Extract all lines containing "Land".

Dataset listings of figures

-=-=-=-=-

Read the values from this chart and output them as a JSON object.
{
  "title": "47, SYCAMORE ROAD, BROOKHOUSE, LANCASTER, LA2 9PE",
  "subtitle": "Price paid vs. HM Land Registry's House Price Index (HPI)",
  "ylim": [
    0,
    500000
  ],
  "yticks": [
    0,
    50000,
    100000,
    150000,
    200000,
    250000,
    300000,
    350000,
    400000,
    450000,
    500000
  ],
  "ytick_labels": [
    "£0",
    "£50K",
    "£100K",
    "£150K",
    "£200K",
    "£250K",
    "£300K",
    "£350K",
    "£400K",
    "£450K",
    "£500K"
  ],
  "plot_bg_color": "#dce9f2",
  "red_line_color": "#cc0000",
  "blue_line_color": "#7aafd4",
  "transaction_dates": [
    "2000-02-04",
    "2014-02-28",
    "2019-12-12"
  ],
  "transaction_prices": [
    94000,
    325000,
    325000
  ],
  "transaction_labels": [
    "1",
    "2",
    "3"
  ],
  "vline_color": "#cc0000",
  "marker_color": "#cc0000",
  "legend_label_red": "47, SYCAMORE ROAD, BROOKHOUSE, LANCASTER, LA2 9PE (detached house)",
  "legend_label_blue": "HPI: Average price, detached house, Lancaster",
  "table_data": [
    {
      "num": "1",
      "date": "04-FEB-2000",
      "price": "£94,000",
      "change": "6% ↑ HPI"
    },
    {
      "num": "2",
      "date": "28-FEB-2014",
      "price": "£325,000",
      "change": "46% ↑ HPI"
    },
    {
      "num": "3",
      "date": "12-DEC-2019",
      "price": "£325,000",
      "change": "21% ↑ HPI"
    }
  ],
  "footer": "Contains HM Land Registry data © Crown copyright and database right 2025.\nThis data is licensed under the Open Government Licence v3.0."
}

-=-=-=-=-

§ **Expected answer**
  "subtitle": "Price paid vs. HM Land Registry's House Price Index (HPI)",
  "footer": "Contains HM Land Registry data © Crown copyright and database right 2025.\nThis data is licensed under the Open Government Licence v3.0."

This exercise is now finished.